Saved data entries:
━━━━━━━━━━

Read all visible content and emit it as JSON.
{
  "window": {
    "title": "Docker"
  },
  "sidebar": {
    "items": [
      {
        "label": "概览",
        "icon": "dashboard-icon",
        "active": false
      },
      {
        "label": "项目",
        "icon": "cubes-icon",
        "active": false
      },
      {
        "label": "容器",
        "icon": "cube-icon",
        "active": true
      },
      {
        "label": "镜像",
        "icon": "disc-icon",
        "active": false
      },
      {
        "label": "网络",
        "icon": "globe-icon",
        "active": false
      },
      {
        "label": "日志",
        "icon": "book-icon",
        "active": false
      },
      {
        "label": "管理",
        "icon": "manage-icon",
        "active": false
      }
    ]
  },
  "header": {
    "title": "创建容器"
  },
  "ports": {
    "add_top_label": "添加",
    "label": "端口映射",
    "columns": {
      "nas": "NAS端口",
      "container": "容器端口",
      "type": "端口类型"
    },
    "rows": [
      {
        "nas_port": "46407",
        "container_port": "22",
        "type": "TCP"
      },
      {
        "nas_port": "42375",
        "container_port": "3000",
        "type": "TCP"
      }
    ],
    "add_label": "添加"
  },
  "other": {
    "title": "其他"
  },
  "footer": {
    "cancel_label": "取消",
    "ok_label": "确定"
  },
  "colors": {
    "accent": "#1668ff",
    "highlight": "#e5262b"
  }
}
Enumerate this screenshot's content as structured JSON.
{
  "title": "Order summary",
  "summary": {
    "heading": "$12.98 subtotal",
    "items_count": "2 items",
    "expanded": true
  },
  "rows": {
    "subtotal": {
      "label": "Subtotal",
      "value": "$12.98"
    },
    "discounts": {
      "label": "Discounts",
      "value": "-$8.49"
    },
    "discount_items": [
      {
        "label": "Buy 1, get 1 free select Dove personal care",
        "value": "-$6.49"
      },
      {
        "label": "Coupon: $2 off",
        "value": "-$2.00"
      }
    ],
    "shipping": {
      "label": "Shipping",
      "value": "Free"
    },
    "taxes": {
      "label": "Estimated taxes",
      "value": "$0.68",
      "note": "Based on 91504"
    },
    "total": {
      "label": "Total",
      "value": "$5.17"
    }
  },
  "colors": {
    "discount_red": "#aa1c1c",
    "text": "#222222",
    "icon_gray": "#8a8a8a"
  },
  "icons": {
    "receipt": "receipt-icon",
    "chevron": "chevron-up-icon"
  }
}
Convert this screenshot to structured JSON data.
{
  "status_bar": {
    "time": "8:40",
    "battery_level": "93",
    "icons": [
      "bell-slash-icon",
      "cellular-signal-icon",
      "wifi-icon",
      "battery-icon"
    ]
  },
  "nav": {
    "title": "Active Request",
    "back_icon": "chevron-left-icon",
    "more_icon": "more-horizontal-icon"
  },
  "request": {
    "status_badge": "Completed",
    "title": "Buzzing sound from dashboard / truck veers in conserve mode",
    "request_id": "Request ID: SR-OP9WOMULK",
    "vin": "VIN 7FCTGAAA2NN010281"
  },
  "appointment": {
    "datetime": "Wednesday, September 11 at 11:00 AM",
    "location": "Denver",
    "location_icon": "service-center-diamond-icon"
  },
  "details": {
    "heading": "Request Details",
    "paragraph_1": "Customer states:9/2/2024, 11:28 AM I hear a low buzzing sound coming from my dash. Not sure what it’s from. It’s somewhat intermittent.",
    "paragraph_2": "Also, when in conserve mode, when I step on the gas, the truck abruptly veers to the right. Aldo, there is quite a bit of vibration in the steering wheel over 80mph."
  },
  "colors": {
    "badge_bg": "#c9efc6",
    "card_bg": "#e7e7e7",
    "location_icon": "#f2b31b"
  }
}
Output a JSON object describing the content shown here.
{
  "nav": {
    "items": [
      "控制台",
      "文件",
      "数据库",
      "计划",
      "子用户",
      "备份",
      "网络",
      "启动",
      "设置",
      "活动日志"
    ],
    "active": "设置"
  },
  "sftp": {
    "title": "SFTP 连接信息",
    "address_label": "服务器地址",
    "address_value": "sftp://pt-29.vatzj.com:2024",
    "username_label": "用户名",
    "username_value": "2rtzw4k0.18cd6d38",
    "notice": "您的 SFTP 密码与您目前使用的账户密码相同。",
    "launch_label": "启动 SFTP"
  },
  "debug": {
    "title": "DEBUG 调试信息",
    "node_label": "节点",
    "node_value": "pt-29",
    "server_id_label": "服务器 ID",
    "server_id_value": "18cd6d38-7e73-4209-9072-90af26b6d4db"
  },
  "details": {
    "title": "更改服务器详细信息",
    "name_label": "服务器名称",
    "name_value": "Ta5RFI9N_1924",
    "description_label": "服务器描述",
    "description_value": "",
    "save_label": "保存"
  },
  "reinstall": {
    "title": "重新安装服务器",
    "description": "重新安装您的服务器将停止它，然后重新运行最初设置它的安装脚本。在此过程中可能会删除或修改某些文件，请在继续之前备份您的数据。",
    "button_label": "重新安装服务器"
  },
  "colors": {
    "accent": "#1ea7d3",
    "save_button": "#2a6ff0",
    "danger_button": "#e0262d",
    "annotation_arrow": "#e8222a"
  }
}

━━━━━━━━━━

Instructions to follow >>
Each entry above is to be printed again exactly.

Response to the exercise >>
Read all visible content and emit it as JSON.
{
  "window": {
    "title": "Docker"
  },
  "sidebar": {
    "items": [
      {
        "label": "概览",
        "icon": "dashboard-icon",
        "active": false
      },
      {
        "label": "项目",
        "icon": "cubes-icon",
        "active": false
      },
      {
        "label": "容器",
        "icon": "cube-icon",
        "active": true
      },
      {
        "label": "镜像",
        "icon": "disc-icon",
        "active": false
      },
      {
        "label": "网络",
        "icon": "globe-icon",
        "active": false
      },
      {
        "label": "日志",
        "icon": "book-icon",
        "active": false
      },
      {
        "label": "管理",
        "icon": "manage-icon",
        "active": false
      }
    ]
  },
  "header": {
    "title": "创建容器"
  },
  "ports": {
    "add_top_label": "添加",
    "label": "端口映射",
    "columns": {
      "nas": "NAS端口",
      "container": "容器端口",
      "type": "端口类型"
    },
    "rows": [
      {
        "nas_port": "46407",
        "container_port": "22",
        "type": "TCP"
      },
      {
        "nas_port": "42375",
        "container_port": "3000",
        "type": "TCP"
      }
    ],
    "add_label": "添加"
  },
  "other": {
    "title": "其他"
  },
  "footer": {
    "cancel_label": "取消",
    "ok_label": "确定"
  },
  "colors": {
    "accent": "#1668ff",
    "highlight": "#e5262b"
  }
}
Enumerate this screenshot's content as structured JSON.
{
  "title": "Order summary",
  "summary": {
    "heading": "$12.98 subtotal",
    "items_count": "2 items",
    "expanded": true
  },
  "rows": {
    "subtotal": {
      "label": "Subtotal",
      "value": "$12.98"
    },
    "discounts": {
      "label": "Discounts",
      "value": "-$8.49"
    },
    "discount_items": [
      {
        "label": "Buy 1, get 1 free select Dove personal care",
        "value": "-$6.49"
      },
      {
        "label": "Coupon: $2 off",
        "value": "-$2.00"
      }
    ],
    "shipping": {
      "label": "Shipping",
      "value": "Free"
    },
    "taxes": {
      "label": "Estimated taxes",
      "value": "$0.68",
      "note": "Based on 91504"
    },
    "total": {
      "label": "Total",
      "value": "$5.17"
    }
  },
  "colors": {
    "discount_red": "#aa1c1c",
    "text": "#222222",
    "icon_gray": "#8a8a8a"
  },
  "icons": {
    "receipt": "receipt-icon",
    "chevron": "chevron-up-icon"
  }
}
Convert this screenshot to structured JSON data.
{
  "status_bar": {
    "time": "8:40",
    "battery_level": "93",
    "icons": [
      "bell-slash-icon",
      "cellular-signal-icon",
      "wifi-icon",
      "battery-icon"
    ]
  },
  "nav": {
    "title": "Active Request",
    "back_icon": "chevron-left-icon",
    "more_icon": "more-horizontal-icon"
  },
  "request": {
    "status_badge": "Completed",
    "title": "Buzzing sound from dashboard / truck veers in conserve mode",
    "request_id": "Request ID: SR-OP9WOMULK",
    "vin": "VIN 7FCTGAAA2NN010281"
  },
  "appointment": {
    "datetime": "Wednesday, September 11 at 11:00 AM",
    "location": "Denver",
    "location_icon": "service-center-diamond-icon"
  },
  "details": {
    "heading": "Request Details",
    "paragraph_1": "Customer states:9/2/2024, 11:28 AM I hear a low buzzing sound coming from my dash. Not sure what it’s from. It’s somewhat intermittent.",
    "paragraph_2": "Also, when in conserve mode, when I step on the gas, the truck abruptly veers to the right. Aldo, there is quite a bit of vibration in the steering wheel over 80mph."
  },
  "colors": {
    "badge_bg": "#c9efc6",
    "card_bg": "#e7e7e7",
    "location_icon": "#f2b31b"
  }
}
Output a JSON object describing the content shown here.
{
  "nav": {
    "items": [
      "控制台",
      "文件",
      "数据库",
      "计划",
      "子用户",
      "备份",
      "网络",
      "启动",
      "设置",
      "活动日志"
    ],
    "active": "设置"
  },
  "sftp": {
    "title": "SFTP 连接信息",
    "address_label": "服务器地址",
    "address_value": "sftp://pt-29.vatzj.com:2024",
    "username_label": "用户名",
    "username_value": "2rtzw4k0.18cd6d38",
    "notice": "您的 SFTP 密码与您目前使用的账户密码相同。",
    "launch_label": "启动 SFTP"
  },
  "debug": {
    "title": "DEBUG 调试信息",
    "node_label": "节点",
    "node_value": "pt-29",
    "server_id_label": "服务器 ID",
    "server_id_value": "18cd6d38-7e73-4209-9072-90af26b6d4db"
  },
  "details": {
    "title": "更改服务器详细信息",
    "name_label": "服务器名称",
    "name_value": "Ta5RFI9N_1924",
    "description_label": "服务器描述",
    "description_value": "",
    "save_label": "保存"
  },
  "reinstall": {
    "title": "重新安装服务器",
    "description": "重新安装您的服务器将停止它，然后重新运行最初设置它的安装脚本。在此过程中可能会删除或修改某些文件，请在继续之前备份您的数据。",
    "button_label": "重新安装服务器"
  },
  "colors": {
    "accent": "#1ea7d3",
    "save_button": "#2a6ff0",
    "danger_button": "#e0262d",
    "annotation_arrow": "#e8222a"
  }
}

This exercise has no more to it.